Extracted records
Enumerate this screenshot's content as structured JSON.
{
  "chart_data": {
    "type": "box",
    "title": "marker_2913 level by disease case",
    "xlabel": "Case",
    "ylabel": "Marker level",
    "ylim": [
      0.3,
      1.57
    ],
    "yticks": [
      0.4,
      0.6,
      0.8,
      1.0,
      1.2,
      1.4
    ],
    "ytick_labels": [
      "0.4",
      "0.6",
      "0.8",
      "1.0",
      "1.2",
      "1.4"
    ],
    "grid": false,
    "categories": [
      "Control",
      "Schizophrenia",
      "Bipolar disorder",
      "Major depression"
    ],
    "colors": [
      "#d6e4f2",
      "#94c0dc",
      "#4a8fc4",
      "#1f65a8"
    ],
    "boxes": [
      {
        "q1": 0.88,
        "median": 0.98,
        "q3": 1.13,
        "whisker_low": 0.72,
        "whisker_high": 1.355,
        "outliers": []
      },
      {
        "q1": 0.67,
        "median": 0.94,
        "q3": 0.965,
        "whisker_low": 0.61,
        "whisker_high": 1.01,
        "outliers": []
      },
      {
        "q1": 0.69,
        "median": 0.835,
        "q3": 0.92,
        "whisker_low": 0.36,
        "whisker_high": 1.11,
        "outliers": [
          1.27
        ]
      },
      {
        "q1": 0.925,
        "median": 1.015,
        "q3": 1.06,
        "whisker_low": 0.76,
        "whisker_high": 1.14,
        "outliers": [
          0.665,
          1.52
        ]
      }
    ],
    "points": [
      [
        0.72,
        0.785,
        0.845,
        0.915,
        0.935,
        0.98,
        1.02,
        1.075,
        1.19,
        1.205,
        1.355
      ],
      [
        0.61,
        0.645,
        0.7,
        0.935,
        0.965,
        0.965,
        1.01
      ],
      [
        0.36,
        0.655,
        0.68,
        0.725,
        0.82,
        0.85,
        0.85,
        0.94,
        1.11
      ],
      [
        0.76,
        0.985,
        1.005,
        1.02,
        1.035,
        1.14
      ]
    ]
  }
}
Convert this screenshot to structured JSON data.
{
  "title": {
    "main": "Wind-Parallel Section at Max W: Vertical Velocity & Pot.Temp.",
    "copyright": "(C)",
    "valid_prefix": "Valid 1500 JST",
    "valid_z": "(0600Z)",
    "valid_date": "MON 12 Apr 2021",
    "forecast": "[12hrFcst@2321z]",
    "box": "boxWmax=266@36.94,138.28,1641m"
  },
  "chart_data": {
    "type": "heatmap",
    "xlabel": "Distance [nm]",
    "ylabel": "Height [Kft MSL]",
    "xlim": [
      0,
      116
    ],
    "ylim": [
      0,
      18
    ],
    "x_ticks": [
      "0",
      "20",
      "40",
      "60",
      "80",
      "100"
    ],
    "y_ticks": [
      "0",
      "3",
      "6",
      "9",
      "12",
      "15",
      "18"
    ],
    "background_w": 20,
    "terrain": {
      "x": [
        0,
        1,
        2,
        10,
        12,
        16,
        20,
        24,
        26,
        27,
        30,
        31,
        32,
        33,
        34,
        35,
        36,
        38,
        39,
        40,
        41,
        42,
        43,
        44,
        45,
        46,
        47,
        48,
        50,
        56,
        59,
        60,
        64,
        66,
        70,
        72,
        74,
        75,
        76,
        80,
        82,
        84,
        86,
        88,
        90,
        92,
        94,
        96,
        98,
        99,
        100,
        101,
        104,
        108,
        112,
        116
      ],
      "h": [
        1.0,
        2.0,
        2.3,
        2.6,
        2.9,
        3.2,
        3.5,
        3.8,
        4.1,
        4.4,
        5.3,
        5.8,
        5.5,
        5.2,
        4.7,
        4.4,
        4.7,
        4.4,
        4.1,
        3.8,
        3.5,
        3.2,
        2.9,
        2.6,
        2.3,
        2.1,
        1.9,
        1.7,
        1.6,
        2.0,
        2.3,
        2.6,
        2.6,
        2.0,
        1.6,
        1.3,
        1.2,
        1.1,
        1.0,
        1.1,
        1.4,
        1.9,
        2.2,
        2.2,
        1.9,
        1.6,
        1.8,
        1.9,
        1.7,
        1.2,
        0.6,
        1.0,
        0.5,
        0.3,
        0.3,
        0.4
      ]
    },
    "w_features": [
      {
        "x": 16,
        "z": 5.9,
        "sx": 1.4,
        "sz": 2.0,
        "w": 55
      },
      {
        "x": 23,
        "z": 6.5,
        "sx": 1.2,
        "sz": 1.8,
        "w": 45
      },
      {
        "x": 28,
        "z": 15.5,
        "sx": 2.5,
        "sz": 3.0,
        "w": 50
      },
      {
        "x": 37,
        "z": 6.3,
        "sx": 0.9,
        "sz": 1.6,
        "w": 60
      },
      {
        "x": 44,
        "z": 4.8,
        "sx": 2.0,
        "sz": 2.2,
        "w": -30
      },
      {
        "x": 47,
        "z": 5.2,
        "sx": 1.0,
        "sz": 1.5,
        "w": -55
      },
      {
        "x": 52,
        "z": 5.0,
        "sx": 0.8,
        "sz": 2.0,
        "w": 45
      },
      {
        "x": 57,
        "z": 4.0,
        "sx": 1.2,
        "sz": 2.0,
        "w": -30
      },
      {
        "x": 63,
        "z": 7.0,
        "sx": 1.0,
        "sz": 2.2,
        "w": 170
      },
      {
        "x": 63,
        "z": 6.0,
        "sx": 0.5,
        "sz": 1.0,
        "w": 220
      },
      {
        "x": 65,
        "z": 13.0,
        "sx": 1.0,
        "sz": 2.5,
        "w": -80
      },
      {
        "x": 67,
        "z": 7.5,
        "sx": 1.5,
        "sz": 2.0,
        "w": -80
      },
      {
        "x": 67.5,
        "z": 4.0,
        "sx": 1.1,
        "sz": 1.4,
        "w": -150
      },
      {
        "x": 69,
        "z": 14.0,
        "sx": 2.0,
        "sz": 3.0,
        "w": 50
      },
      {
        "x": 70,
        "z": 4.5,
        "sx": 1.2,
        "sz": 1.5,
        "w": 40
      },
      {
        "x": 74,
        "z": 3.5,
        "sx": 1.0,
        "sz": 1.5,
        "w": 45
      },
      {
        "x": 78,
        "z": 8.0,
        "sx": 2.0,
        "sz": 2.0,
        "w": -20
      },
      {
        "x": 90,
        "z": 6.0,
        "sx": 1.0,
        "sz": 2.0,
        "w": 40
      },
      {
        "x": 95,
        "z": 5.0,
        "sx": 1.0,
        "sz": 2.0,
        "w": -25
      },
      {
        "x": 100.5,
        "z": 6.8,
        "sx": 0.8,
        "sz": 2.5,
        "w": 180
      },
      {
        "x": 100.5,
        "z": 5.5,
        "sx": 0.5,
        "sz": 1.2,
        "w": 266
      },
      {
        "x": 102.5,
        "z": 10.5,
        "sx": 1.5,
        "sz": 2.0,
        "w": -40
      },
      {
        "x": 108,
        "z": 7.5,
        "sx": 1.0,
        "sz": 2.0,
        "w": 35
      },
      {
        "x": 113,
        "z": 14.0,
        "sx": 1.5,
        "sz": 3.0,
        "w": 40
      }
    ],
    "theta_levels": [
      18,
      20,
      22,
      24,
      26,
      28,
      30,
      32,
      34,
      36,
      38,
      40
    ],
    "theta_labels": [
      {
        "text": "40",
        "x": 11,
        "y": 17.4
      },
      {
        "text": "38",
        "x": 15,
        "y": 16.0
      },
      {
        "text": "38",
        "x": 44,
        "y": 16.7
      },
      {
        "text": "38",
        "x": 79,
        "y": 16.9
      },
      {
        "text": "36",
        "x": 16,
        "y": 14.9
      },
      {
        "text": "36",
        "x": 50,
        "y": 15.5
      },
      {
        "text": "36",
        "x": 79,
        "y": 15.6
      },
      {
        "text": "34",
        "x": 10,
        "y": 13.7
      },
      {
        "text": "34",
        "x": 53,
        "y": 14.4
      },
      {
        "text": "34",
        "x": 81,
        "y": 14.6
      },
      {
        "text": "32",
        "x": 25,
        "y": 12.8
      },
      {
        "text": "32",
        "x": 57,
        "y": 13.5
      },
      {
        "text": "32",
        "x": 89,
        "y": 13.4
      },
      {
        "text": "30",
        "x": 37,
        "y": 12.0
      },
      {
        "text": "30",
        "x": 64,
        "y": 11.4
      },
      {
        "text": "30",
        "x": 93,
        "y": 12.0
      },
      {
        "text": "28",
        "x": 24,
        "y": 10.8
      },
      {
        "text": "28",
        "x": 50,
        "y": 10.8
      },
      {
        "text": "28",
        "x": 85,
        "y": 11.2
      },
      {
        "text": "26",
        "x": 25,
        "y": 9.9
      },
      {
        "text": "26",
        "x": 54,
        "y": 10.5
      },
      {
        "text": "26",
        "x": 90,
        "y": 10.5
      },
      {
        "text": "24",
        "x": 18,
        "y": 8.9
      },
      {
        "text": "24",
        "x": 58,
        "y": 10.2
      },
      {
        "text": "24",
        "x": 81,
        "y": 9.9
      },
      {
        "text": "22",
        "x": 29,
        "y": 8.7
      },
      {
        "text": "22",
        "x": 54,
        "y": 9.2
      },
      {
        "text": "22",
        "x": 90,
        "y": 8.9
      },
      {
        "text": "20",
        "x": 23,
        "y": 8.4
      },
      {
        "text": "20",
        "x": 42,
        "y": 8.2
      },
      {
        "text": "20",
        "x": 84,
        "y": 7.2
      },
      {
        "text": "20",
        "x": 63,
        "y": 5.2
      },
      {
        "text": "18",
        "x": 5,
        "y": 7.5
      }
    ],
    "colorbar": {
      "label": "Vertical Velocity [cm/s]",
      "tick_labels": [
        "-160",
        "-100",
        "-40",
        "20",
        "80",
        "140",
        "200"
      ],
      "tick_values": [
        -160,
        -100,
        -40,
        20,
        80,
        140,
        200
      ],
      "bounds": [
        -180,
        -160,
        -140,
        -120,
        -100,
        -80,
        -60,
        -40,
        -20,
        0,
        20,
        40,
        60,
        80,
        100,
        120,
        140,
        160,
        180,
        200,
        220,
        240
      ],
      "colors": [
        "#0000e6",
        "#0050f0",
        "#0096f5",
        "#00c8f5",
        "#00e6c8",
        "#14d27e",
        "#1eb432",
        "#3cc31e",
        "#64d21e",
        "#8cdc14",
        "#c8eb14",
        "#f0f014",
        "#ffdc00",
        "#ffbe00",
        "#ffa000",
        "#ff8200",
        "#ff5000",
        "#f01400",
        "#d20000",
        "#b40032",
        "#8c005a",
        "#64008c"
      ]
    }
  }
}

## [Brief]
Scan the material above for the string "this" and report each line where you find it.

## [Written response]
Enumerate this screenshot's content as structured JSON.
Convert this screenshot to structured JSON data.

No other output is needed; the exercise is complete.